(Dataset records)

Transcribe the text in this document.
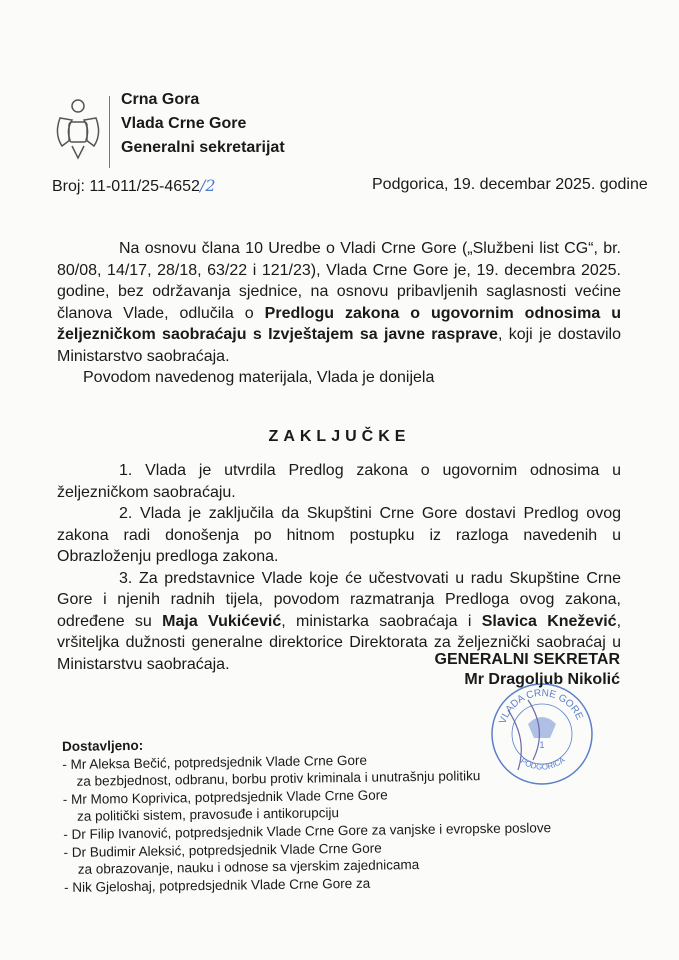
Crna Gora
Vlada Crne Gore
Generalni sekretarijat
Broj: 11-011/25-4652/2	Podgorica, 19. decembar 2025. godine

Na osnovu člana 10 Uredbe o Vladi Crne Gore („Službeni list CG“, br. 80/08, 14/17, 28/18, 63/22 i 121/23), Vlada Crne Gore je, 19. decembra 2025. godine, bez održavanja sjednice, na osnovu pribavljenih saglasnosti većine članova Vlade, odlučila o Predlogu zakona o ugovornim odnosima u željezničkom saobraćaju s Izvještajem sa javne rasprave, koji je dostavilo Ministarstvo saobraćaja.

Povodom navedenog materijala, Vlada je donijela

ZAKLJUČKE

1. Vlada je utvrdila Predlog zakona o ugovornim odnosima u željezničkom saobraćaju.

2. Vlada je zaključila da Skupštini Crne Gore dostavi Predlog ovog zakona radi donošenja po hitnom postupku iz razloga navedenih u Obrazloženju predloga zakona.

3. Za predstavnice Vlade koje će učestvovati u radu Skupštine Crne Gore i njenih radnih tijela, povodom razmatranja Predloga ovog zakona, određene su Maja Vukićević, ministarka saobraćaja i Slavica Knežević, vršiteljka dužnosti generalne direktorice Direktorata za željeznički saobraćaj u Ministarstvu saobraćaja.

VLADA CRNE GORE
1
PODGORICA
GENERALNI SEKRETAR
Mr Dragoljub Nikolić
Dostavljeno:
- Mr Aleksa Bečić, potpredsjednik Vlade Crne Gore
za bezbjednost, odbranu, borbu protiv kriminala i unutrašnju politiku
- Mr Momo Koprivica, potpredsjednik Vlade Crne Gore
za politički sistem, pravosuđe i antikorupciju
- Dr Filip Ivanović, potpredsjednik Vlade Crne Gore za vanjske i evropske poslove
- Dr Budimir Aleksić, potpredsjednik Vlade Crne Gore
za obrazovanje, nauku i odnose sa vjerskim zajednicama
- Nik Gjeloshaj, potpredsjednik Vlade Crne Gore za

= TASK DIRECTIONS =
Where a line above contains the word "potpredsjednik", copy that line.

= SOLUTION TO THIS EXERCISE =
- Mr Aleksa Bečić, potpredsjednik Vlade Crne Gore
- Mr Momo Koprivica, potpredsjednik Vlade Crne Gore
- Dr Filip Ivanović, potpredsjednik Vlade Crne Gore za vanjske i evropske poslove
- Dr Budimir Aleksić, potpredsjednik Vlade Crne Gore
- Nik Gjeloshaj, potpredsjednik Vlade Crne Gore za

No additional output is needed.